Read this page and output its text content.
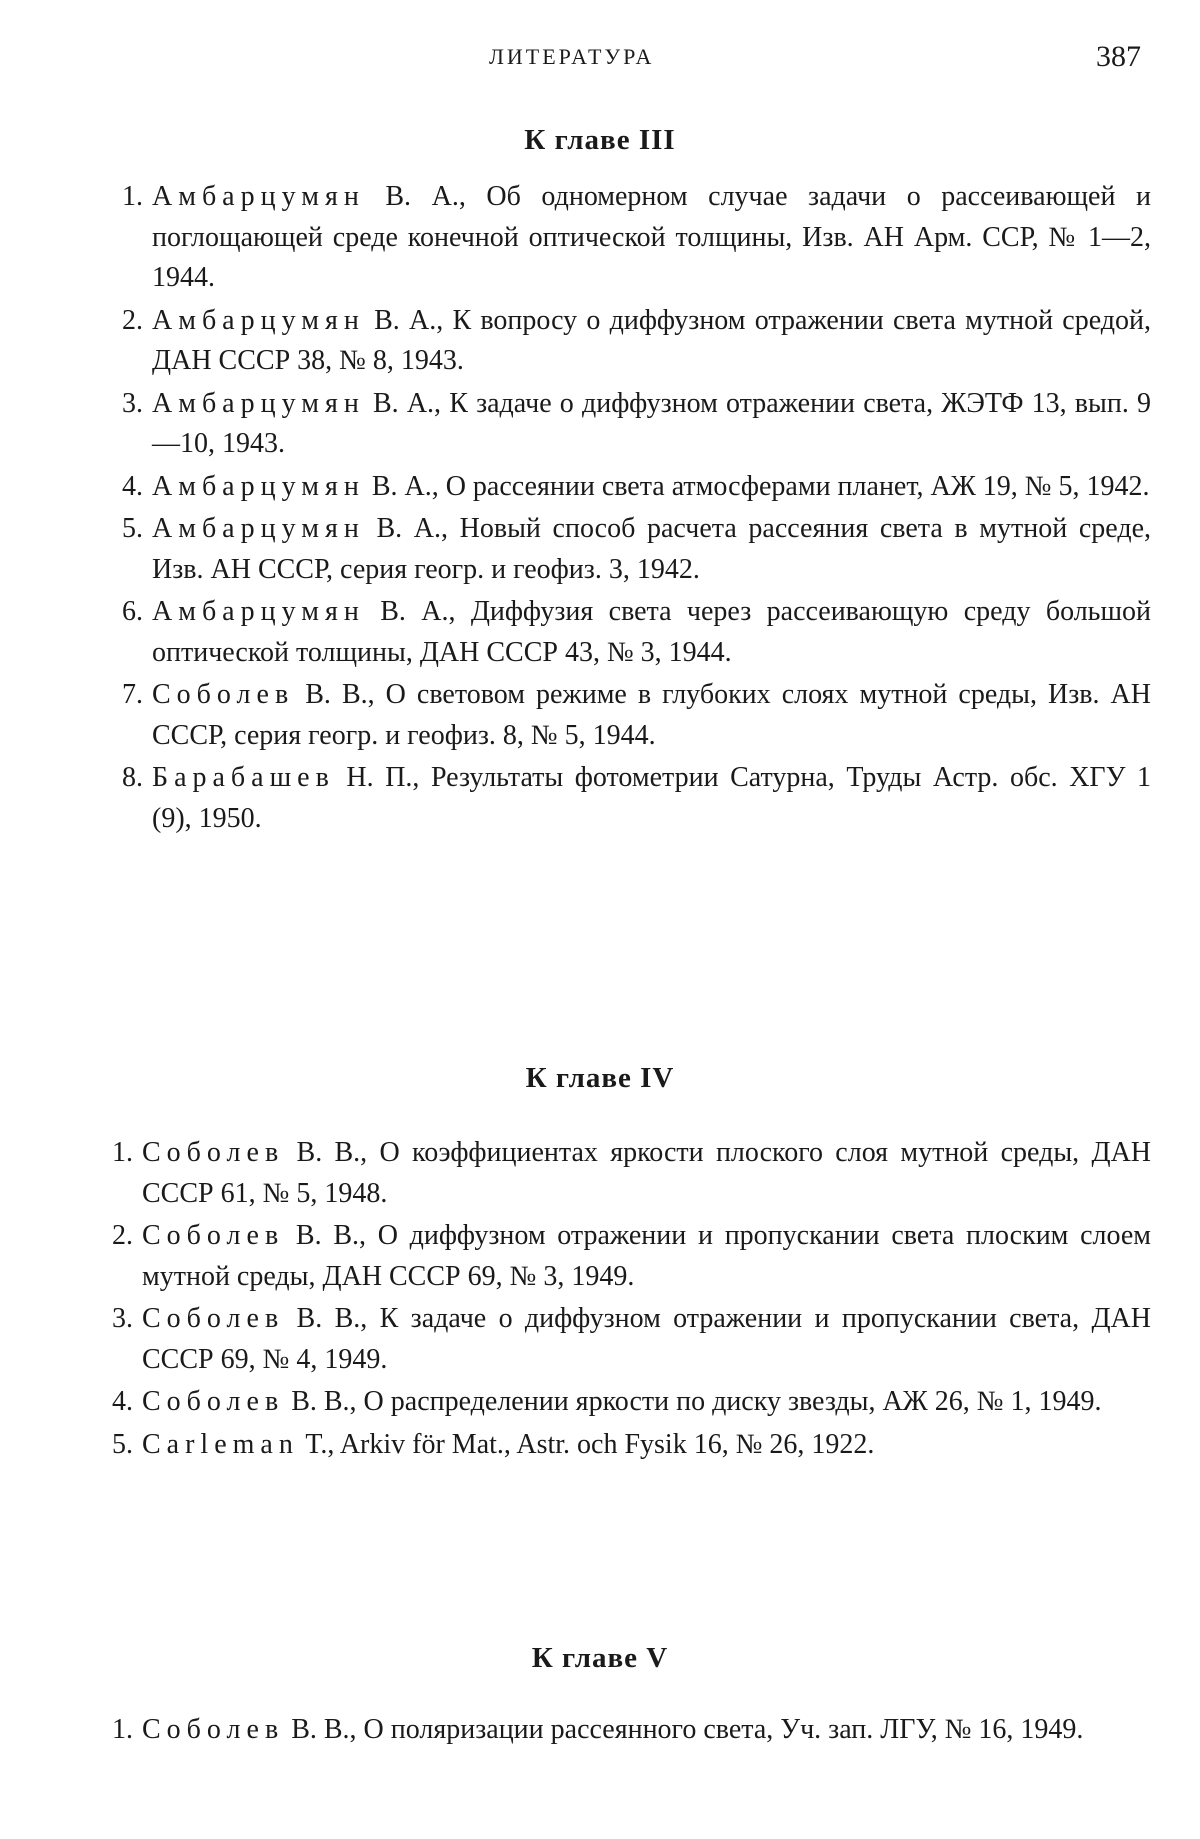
ЛИТЕРАТУРА	387
К главе III
1. Амбарцумян В. А., Об одномерном случае задачи о рассеивающей и поглощающей среде конечной оптической толщины, Изв. АН Арм. ССР, № 1—2, 1944.
2. Амбарцумян В. А., К вопросу о диффузном отражении света мутной средой, ДАН СССР 38, № 8, 1943.
3. Амбарцумян В. А., К задаче о диффузном отражении света, ЖЭТФ 13, вып. 9—10, 1943.
4. Амбарцумян В. А., О рассеянии света атмосферами планет, АЖ 19, № 5, 1942.
5. Амбарцумян В. А., Новый способ расчета рассеяния света в мутной среде, Изв. АН СССР, серия геогр. и геофиз. 3, 1942.
6. Амбарцумян В. А., Диффузия света через рассеивающую среду большой оптической толщины, ДАН СССР 43, № 3, 1944.
7. Соболев В. В., О световом режиме в глубоких слоях мутной среды, Изв. АН СССР, серия геогр. и геофиз. 8, № 5, 1944.
8. Барабашев Н. П., Результаты фотометрии Сатурна, Труды Астр. обс. ХГУ 1 (9), 1950.
К главе IV
1. Соболев В. В., О коэффициентах яркости плоского слоя мутной среды, ДАН СССР 61, № 5, 1948.
2. Соболев В. В., О диффузном отражении и пропускании света плоским слоем мутной среды, ДАН СССР 69, № 3, 1949.
3. Соболев В. В., К задаче о диффузном отражении и пропускании света, ДАН СССР 69, № 4, 1949.
4. Соболев В. В., О распределении яркости по диску звезды, АЖ 26, № 1, 1949.
5. Carleman T., Arkiv för Mat., Astr. och Fysik 16, № 26, 1922.
К главе V
1. Соболев В. В., О поляризации рассеянного света, Уч. зап. ЛГУ, № 16, 1949.
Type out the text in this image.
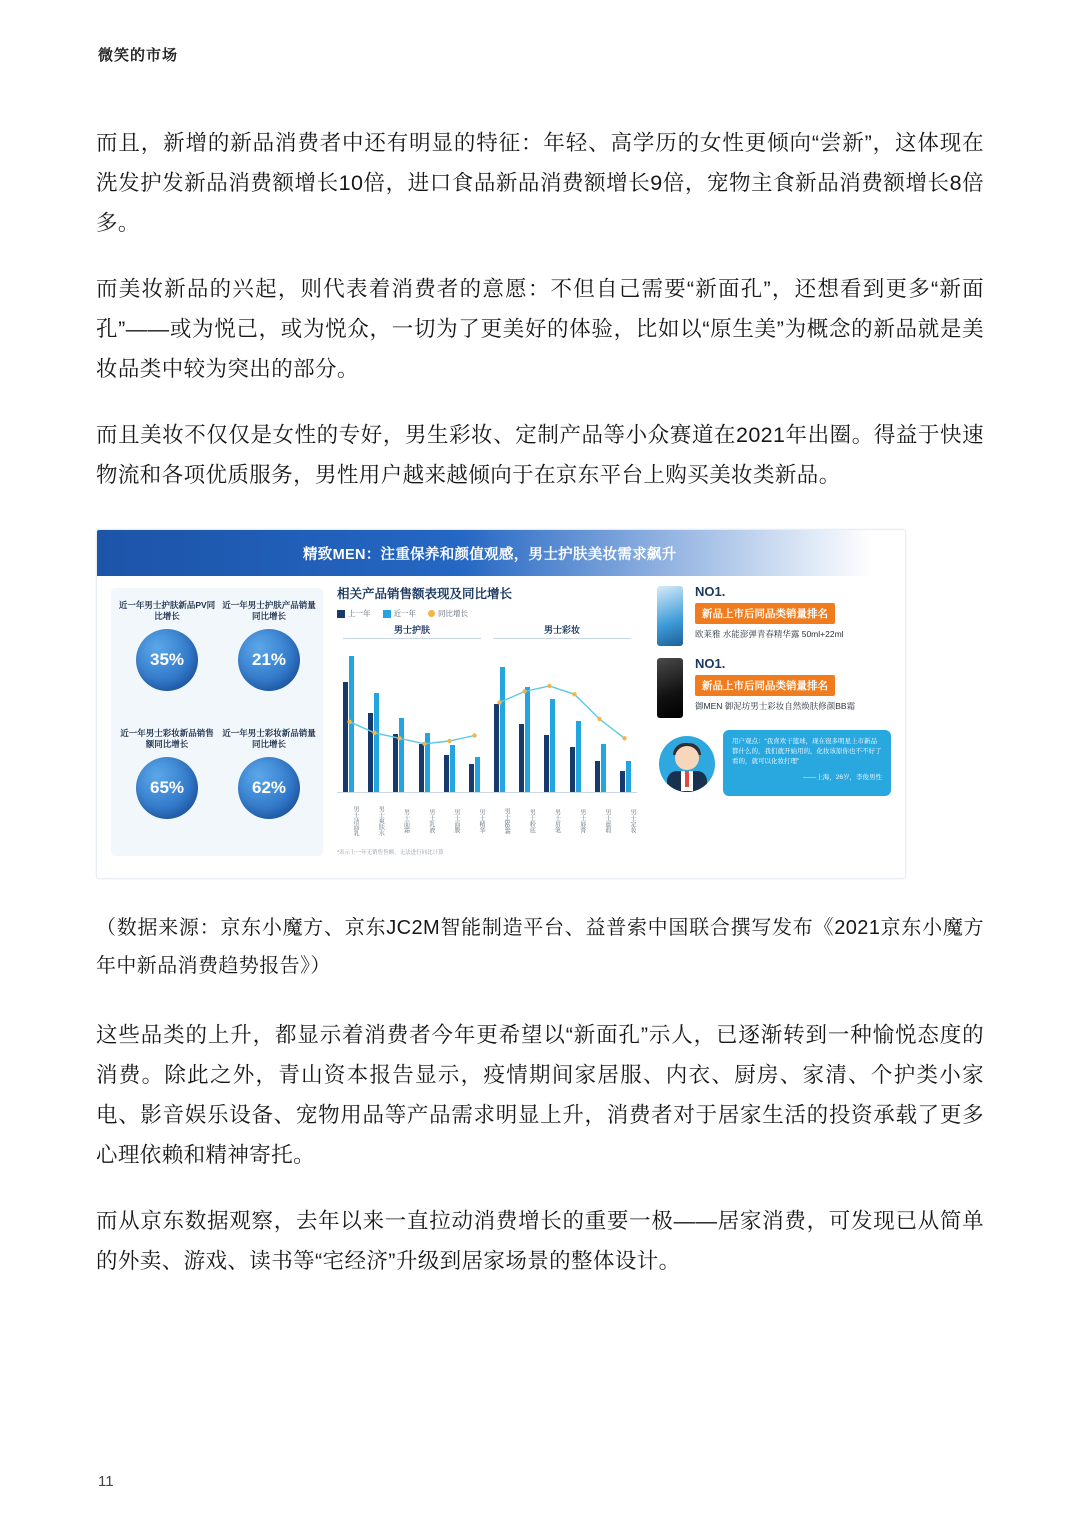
微笑的市场
而且，新增的新品消费者中还有明显的特征：年轻、高学历的女性更倾向“尝新”，这体现在洗发护发新品消费额增长10倍，进口食品新品消费额增长9倍，宠物主食新品消费额增长8倍多。
而美妆新品的兴起，则代表着消费者的意愿：不但自己需要“新面孔”，还想看到更多“新面孔”——或为悦己，或为悦众，一切为了更美好的体验，比如以“原生美”为概念的新品就是美妆品类中较为突出的部分。
而且美妆不仅仅是女性的专好，男生彩妆、定制产品等小众赛道在2021年出圈。得益于快速物流和各项优质服务，男性用户越来越倾向于在京东平台上购买美妆类新品。
精致MEN：注重保养和颜值观感，男士护肤美妆需求飙升
近一年男士护肤新品PV同比增长
35%
近一年男士护肤产品销量同比增长
21%
近一年男士彩妆新品销售额同比增长
65%
近一年男士彩妆新品销量同比增长
62%
相关产品销售额表现及同比增长
上一年	近一年	同比增长
男士护肤	男士彩妆
男士洁面乳	男士爽肤水	男士面霜	男士乳液	男士面膜	男士精华	男士BB霜	男士粉底	男士眉笔	男士唇膏	男士遮瑕	男士定妆
*表示上一年无销售售额，无法进行同比计算
NO1.
新品上市后同品类销量排名
欧莱雅 水能澎弹青春精华露 50ml+22ml
NO1.
新品上市后同品类销量排名
御MEN 御泥坊男士彩妆自然焕肤修颜BB霜
用户观点：“我喜欢干篮球，现在很多明星上市新品都什么的，我们就开始用的，化妆该原你也不不好了看的，就可以化妆打理”
——上海，26岁，李俊男性
（数据来源：京东小魔方、京东JC2M智能制造平台、益普索中国联合撰写发布《2021京东小魔方年中新品消费趋势报告》）
这些品类的上升，都显示着消费者今年更希望以“新面孔”示人，已逐渐转到一种愉悦态度的消费。除此之外，青山资本报告显示，疫情期间家居服、内衣、厨房、家清、个护类小家电、影音娱乐设备、宠物用品等产品需求明显上升，消费者对于居家生活的投资承载了更多心理依赖和精神寄托。
而从京东数据观察，去年以来一直拉动消费增长的重要一极——居家消费，可发现已从简单的外卖、游戏、读书等“宅经济”升级到居家场景的整体设计。
11
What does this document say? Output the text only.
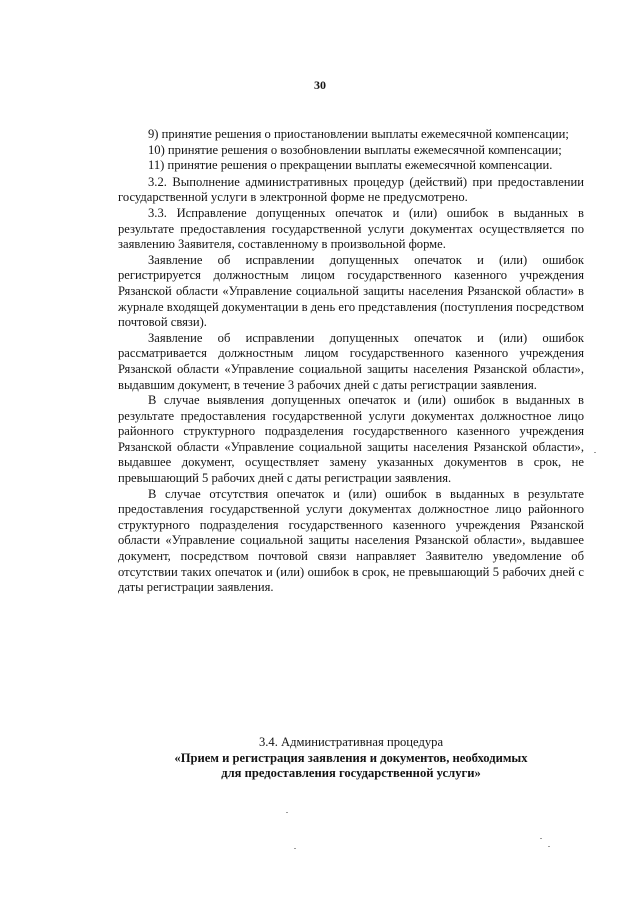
30

9) принятие решения о приостановлении выплаты ежемесячной компенсации;

10) принятие решения о возобновлении выплаты ежемесячной компенсации;

11) принятие решения о прекращении выплаты ежемесячной компенсации.

3.2. Выполнение административных процедур (действий) при предоставлении государственной услуги в электронной форме не предусмотрено.

3.3. Исправление допущенных опечаток и (или) ошибок в выданных в результате предоставления государственной услуги документах осуществляется по заявлению Заявителя, составленному в произвольной форме.

Заявление об исправлении допущенных опечаток и (или) ошибок регистрируется должностным лицом государственного казенного учреждения Рязанской области «Управление социальной защиты населения Рязанской области» в журнале входящей документации в день его представления (поступления посредством почтовой связи).

Заявление об исправлении допущенных опечаток и (или) ошибок рассматривается должностным лицом государственного казенного учреждения Рязанской области «Управление социальной защиты населения Рязанской области», выдавшим документ, в течение 3 рабочих дней с даты регистрации заявления.

В случае выявления допущенных опечаток и (или) ошибок в выданных в результате предоставления государственной услуги документах должностное лицо районного структурного подразделения государственного казенного учреждения Рязанской области «Управление социальной защиты населения Рязанской области», выдавшее документ, осуществляет замену указанных документов в срок, не превышающий 5 рабочих дней с даты регистрации заявления.

В случае отсутствия опечаток и (или) ошибок в выданных в результате предоставления государственной услуги документах должностное лицо районного структурного подразделения государственного казенного учреждения Рязанской области «Управление социальной защиты населения Рязанской области», выдавшее документ, посредством почтовой связи направляет Заявителю уведомление об отсутствии таких опечаток и (или) ошибок в срок, не превышающий 5 рабочих дней с даты регистрации заявления.

3.4. Административная процедура
«Прием и регистрация заявления и документов, необходимых
для предоставления государственной услуги»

*****

**Stated task:** Go through the listing above and write it all out exactly, leaving out any picture.

**Final answer:**
Read this page and output its text content.
ЛИТЕРАТУРА	387
К главе III
1. Амбарцумян В. А., Об одномерном случае задачи о рассеивающей и поглощающей среде конечной оптической толщины, Изв. АН Арм. ССР, № 1—2, 1944.
2. Амбарцумян В. А., К вопросу о диффузном отражении света мутной средой, ДАН СССР 38, № 8, 1943.
3. Амбарцумян В. А., К задаче о диффузном отражении света, ЖЭТФ 13, вып. 9—10, 1943.
4. Амбарцумян В. А., О рассеянии света атмосферами планет, АЖ 19, № 5, 1942.
5. Амбарцумян В. А., Новый способ расчета рассеяния света в мутной среде, Изв. АН СССР, серия геогр. и геофиз. 3, 1942.
6. Амбарцумян В. А., Диффузия света через рассеивающую среду большой оптической толщины, ДАН СССР 43, № 3, 1944.
7. Соболев В. В., О световом режиме в глубоких слоях мутной среды, Изв. АН СССР, серия геогр. и геофиз. 8, № 5, 1944.
8. Барабашев Н. П., Результаты фотометрии Сатурна, Труды Астр. обс. ХГУ 1 (9), 1950.
К главе IV
1. Соболев В. В., О коэффициентах яркости плоского слоя мутной среды, ДАН СССР 61, № 5, 1948.
2. Соболев В. В., О диффузном отражении и пропускании света плоским слоем мутной среды, ДАН СССР 69, № 3, 1949.
3. Соболев В. В., К задаче о диффузном отражении и пропускании света, ДАН СССР 69, № 4, 1949.
4. Соболев В. В., О распределении яркости по диску звезды, АЖ 26, № 1, 1949.
5. Carleman T., Arkiv för Mat., Astr. och Fysik 16, № 26, 1922.
К главе V
1. Соболев В. В., О поляризации рассеянного света, Уч. зап. ЛГУ, № 16, 1949.
Type out the text in this image.
微笑的市场
而且，新增的新品消费者中还有明显的特征：年轻、高学历的女性更倾向“尝新”，这体现在洗发护发新品消费额增长10倍，进口食品新品消费额增长9倍，宠物主食新品消费额增长8倍多。
而美妆新品的兴起，则代表着消费者的意愿：不但自己需要“新面孔”，还想看到更多“新面孔”——或为悦己，或为悦众，一切为了更美好的体验，比如以“原生美”为概念的新品就是美妆品类中较为突出的部分。
而且美妆不仅仅是女性的专好，男生彩妆、定制产品等小众赛道在2021年出圈。得益于快速物流和各项优质服务，男性用户越来越倾向于在京东平台上购买美妆类新品。
精致MEN：注重保养和颜值观感，男士护肤美妆需求飙升
近一年男士护肤新品PV同比增长
35%
近一年男士护肤产品销量同比增长
21%
近一年男士彩妆新品销售额同比增长
65%
近一年男士彩妆新品销量同比增长
62%
相关产品销售额表现及同比增长
上一年	近一年	同比增长
男士护肤	男士彩妆
男士洁面乳	男士爽肤水	男士面霜	男士乳液	男士面膜	男士精华	男士BB霜	男士粉底	男士眉笔	男士唇膏	男士遮瑕	男士定妆
*表示上一年无销售售额，无法进行同比计算
NO1.
新品上市后同品类销量排名
欧莱雅 水能澎弹青春精华露 50ml+22ml
NO1.
新品上市后同品类销量排名
御MEN 御泥坊男士彩妆自然焕肤修颜BB霜
用户观点：“我喜欢干篮球，现在很多明星上市新品都什么的，我们就开始用的，化妆该原你也不不好了看的，就可以化妆打理”
——上海，26岁，李俊男性
（数据来源：京东小魔方、京东JC2M智能制造平台、益普索中国联合撰写发布《2021京东小魔方年中新品消费趋势报告》）
这些品类的上升，都显示着消费者今年更希望以“新面孔”示人，已逐渐转到一种愉悦态度的消费。除此之外，青山资本报告显示，疫情期间家居服、内衣、厨房、家清、个护类小家电、影音娱乐设备、宠物用品等产品需求明显上升，消费者对于居家生活的投资承载了更多心理依赖和精神寄托。
而从京东数据观察，去年以来一直拉动消费增长的重要一极——居家消费，可发现已从简单的外卖、游戏、读书等“宅经济”升级到居家场景的整体设计。
11
What does this document say? Output the text only.
30

9) принятие решения о приостановлении выплаты ежемесячной компенсации;

10) принятие решения о возобновлении выплаты ежемесячной компенсации;

11) принятие решения о прекращении выплаты ежемесячной компенсации.

3.2. Выполнение административных процедур (действий) при предоставлении государственной услуги в электронной форме не предусмотрено.

3.3. Исправление допущенных опечаток и (или) ошибок в выданных в результате предоставления государственной услуги документах осуществляется по заявлению Заявителя, составленному в произвольной форме.

Заявление об исправлении допущенных опечаток и (или) ошибок регистрируется должностным лицом государственного казенного учреждения Рязанской области «Управление социальной защиты населения Рязанской области» в журнале входящей документации в день его представления (поступления посредством почтовой связи).

Заявление об исправлении допущенных опечаток и (или) ошибок рассматривается должностным лицом государственного казенного учреждения Рязанской области «Управление социальной защиты населения Рязанской области», выдавшим документ, в течение 3 рабочих дней с даты регистрации заявления.

В случае выявления допущенных опечаток и (или) ошибок в выданных в результате предоставления государственной услуги документах должностное лицо районного структурного подразделения государственного казенного учреждения Рязанской области «Управление социальной защиты населения Рязанской области», выдавшее документ, осуществляет замену указанных документов в срок, не превышающий 5 рабочих дней с даты регистрации заявления.

В случае отсутствия опечаток и (или) ошибок в выданных в результате предоставления государственной услуги документах должностное лицо районного структурного подразделения государственного казенного учреждения Рязанской области «Управление социальной защиты населения Рязанской области», выдавшее документ, посредством почтовой связи направляет Заявителю уведомление об отсутствии таких опечаток и (или) ошибок в срок, не превышающий 5 рабочих дней с даты регистрации заявления.

3.4. Административная процедура
«Прием и регистрация заявления и документов, необходимых
для предоставления государственной услуги»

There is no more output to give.